WORK TO BE COMPLETED: Using the material that follows, identify and copy each line with the string "WEDNESDAY".

Dataset rows:

## start

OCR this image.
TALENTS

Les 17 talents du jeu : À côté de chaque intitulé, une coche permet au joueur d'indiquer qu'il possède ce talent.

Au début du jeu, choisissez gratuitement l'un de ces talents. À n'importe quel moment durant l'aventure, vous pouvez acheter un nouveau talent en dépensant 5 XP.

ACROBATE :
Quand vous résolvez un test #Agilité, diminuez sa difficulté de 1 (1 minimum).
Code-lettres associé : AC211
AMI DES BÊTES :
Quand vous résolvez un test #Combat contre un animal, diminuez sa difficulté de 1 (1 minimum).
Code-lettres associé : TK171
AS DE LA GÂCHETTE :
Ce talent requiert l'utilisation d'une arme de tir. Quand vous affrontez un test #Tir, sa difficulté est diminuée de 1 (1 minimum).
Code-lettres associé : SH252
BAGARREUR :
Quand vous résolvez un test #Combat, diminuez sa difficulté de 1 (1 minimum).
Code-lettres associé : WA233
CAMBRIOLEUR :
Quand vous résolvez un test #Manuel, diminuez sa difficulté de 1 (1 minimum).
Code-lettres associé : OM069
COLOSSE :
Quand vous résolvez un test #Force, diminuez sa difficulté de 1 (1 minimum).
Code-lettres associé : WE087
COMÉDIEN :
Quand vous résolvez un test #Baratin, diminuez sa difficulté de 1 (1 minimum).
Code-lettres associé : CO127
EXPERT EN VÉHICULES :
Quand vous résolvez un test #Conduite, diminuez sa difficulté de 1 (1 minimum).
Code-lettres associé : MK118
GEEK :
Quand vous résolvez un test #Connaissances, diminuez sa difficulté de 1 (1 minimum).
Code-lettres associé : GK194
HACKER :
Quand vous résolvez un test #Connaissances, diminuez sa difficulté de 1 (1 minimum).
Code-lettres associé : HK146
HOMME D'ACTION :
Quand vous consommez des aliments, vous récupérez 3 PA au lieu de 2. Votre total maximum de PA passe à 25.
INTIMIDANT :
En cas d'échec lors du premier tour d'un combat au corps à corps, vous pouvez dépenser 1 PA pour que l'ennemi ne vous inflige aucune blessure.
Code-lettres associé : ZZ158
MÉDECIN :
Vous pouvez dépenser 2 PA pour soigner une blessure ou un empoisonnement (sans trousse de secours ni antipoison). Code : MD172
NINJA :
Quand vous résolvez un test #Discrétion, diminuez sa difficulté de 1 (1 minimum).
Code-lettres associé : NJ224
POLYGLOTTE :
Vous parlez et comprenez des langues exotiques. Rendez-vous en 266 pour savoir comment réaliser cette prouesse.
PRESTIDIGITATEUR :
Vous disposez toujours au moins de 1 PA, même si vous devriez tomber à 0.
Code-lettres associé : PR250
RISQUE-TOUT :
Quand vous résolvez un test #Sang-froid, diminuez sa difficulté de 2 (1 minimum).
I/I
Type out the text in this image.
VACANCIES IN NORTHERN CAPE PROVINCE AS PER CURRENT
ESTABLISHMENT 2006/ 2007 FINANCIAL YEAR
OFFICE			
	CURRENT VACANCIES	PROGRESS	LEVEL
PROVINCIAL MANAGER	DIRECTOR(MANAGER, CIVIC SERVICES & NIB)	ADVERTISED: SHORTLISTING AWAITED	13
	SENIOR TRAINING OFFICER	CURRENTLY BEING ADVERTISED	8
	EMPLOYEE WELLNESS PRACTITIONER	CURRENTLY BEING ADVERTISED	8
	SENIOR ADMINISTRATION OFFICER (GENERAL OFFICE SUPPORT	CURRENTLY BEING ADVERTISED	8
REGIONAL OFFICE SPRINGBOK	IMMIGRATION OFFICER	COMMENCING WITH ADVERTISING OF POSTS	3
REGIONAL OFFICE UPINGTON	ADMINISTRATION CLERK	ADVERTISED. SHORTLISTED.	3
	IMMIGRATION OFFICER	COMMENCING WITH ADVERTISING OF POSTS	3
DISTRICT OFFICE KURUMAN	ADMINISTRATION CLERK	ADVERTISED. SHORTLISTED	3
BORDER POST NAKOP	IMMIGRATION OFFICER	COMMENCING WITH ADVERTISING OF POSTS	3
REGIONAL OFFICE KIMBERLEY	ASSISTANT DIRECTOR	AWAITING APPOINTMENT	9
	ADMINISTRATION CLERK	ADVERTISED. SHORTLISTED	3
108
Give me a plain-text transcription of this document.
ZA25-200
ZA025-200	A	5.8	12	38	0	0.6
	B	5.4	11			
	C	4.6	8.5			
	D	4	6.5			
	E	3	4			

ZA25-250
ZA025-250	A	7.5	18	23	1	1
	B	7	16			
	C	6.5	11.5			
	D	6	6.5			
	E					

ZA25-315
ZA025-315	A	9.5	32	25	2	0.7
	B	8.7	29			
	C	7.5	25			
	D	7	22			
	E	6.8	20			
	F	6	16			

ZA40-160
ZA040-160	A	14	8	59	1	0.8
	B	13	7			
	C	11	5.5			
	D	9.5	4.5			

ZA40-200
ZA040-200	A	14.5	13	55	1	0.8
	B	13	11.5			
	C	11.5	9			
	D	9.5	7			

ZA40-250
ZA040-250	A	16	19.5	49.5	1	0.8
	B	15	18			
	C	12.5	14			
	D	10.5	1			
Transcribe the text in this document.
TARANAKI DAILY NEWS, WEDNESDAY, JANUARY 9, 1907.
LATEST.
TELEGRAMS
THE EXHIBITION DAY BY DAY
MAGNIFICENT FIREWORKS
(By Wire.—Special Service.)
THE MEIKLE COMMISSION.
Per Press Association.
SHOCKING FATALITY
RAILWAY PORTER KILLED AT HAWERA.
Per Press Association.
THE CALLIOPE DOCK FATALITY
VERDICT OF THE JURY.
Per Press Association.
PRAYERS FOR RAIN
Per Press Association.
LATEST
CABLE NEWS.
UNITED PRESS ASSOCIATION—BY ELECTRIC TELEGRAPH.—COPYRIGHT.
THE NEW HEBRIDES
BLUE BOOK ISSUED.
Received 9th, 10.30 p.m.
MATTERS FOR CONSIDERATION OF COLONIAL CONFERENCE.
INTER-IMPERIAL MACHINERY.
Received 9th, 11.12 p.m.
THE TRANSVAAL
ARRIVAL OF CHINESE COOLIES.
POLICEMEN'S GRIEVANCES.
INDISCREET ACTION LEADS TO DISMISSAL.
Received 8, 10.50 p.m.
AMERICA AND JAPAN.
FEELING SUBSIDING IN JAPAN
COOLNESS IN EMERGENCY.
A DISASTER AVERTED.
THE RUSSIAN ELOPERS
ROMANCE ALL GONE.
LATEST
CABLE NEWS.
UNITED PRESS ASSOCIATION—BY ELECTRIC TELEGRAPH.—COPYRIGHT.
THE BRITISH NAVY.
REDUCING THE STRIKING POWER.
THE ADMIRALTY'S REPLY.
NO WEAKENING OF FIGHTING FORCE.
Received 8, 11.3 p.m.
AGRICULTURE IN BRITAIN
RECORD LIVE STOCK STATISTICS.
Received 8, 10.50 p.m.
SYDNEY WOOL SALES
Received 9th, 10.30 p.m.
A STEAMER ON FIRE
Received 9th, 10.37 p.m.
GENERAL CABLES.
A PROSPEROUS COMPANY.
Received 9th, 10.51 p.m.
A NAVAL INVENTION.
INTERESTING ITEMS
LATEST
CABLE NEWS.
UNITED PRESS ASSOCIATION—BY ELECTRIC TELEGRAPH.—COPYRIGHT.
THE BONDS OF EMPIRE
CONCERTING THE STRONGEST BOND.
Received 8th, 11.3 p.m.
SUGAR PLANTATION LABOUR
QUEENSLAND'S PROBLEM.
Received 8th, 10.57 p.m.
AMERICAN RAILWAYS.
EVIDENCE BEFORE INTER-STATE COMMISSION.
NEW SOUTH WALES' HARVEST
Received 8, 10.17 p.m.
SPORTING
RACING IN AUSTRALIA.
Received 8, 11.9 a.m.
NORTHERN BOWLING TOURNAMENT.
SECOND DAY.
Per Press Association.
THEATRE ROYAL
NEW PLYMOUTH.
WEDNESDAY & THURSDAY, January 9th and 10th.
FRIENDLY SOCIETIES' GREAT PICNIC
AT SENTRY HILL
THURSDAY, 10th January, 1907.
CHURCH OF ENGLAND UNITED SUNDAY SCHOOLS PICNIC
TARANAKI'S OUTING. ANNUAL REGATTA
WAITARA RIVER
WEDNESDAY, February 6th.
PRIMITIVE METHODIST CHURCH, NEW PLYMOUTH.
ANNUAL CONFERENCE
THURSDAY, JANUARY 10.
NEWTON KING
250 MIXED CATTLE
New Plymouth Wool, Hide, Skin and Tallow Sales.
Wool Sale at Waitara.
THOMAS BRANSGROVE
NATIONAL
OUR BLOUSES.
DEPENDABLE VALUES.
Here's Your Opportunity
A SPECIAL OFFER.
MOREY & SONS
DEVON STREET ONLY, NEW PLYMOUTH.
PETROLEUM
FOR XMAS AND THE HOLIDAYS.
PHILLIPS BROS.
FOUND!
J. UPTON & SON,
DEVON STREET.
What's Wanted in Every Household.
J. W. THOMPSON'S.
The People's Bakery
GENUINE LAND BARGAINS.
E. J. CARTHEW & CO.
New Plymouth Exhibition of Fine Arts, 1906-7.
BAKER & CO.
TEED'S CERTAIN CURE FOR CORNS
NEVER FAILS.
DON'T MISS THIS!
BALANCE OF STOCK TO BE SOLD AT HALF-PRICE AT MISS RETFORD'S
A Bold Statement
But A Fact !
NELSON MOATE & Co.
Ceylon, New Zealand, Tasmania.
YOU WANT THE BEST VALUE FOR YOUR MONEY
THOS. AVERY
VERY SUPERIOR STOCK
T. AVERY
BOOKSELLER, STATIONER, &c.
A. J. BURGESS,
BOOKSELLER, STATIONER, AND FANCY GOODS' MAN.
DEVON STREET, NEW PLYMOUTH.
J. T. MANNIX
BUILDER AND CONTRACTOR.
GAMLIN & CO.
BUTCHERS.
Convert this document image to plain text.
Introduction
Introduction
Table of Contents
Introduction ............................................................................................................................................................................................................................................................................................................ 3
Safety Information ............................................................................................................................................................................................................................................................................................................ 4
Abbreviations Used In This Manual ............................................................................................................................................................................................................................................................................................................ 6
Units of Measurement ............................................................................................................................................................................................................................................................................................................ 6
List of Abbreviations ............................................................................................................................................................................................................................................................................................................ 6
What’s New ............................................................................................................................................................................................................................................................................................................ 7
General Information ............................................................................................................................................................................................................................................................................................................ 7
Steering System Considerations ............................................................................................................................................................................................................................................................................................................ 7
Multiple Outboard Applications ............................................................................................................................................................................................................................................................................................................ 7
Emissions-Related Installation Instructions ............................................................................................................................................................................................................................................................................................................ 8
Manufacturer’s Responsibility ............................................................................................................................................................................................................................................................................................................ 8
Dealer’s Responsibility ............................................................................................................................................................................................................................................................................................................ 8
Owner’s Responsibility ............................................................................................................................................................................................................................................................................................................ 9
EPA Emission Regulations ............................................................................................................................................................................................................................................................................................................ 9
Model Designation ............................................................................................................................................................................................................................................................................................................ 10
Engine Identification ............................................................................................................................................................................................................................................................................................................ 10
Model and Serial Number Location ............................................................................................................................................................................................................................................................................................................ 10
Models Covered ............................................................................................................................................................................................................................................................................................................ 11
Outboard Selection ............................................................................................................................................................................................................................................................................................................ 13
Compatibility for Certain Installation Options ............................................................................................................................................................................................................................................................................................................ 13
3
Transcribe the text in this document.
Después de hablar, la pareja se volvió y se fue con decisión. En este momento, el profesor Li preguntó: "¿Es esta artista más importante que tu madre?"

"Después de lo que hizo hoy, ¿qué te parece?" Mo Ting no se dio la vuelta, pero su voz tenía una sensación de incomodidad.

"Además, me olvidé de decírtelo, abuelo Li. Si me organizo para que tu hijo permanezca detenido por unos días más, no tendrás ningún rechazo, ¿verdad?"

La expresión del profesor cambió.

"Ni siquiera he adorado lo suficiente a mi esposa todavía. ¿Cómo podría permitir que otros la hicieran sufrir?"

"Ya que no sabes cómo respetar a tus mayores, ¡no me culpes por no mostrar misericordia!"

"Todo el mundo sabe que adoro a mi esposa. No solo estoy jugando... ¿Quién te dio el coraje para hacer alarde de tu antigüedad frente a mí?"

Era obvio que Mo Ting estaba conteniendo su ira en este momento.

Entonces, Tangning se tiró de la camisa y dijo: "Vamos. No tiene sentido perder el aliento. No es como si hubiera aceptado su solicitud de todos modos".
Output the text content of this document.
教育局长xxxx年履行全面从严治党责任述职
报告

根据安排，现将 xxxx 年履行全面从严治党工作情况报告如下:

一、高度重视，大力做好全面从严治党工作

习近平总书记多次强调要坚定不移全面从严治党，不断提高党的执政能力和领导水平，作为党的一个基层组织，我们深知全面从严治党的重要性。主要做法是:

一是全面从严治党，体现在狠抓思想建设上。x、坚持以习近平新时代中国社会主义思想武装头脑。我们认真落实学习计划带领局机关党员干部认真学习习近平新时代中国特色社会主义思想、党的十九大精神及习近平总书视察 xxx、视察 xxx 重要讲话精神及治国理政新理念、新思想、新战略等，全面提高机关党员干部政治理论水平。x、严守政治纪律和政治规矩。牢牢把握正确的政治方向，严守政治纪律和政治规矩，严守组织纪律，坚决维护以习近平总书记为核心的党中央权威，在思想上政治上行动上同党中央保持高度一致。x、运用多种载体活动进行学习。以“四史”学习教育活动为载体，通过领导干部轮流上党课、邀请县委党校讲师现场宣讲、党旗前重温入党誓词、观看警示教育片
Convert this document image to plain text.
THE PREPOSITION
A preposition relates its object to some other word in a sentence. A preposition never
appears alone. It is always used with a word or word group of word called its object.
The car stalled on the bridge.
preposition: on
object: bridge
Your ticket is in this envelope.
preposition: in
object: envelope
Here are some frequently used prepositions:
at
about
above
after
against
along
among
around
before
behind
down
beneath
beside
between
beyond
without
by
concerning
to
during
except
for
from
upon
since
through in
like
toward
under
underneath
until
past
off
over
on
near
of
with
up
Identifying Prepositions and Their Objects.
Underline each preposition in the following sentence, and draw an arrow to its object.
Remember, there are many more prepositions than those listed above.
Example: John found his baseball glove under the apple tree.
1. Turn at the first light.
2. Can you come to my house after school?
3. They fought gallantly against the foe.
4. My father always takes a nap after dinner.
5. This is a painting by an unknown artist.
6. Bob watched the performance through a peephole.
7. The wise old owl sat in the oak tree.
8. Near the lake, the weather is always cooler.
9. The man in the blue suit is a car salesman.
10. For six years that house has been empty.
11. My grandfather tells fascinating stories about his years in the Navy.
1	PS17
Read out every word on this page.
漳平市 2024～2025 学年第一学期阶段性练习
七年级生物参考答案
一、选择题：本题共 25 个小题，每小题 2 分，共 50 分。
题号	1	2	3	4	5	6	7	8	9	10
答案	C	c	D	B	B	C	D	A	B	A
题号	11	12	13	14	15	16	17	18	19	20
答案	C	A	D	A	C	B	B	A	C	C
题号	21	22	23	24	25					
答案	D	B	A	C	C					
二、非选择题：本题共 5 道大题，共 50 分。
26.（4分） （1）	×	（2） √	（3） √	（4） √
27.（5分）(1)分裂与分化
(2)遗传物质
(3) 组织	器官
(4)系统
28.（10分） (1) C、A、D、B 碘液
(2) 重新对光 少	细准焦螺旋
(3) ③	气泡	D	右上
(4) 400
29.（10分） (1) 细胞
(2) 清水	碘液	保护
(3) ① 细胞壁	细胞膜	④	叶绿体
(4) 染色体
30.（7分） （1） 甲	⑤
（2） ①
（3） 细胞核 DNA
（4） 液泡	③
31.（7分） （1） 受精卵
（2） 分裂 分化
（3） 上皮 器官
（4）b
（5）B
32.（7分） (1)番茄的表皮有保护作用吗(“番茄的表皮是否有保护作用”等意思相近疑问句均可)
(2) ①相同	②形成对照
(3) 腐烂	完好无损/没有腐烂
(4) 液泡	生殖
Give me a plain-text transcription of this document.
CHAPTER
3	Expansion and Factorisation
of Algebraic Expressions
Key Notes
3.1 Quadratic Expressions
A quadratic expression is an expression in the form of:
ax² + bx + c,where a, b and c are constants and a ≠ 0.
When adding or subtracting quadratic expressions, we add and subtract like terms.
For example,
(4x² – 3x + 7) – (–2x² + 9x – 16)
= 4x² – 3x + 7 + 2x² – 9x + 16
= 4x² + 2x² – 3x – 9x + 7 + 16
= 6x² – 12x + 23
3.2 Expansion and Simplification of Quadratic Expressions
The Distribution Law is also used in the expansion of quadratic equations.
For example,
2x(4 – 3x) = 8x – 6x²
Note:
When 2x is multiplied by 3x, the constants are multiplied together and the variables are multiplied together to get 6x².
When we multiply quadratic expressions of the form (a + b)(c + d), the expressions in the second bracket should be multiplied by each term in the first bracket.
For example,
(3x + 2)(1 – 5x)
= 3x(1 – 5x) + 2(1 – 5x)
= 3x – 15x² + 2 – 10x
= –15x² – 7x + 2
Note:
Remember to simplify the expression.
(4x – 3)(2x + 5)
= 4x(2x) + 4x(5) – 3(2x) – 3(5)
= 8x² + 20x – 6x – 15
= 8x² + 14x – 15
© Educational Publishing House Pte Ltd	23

## end

RESULT FOR THIS TASK:
TARANAKI DAILY NEWS, WEDNESDAY, JANUARY 9, 1907.
WEDNESDAY & THURSDAY, January 9th and 10th.
WEDNESDAY, February 6th.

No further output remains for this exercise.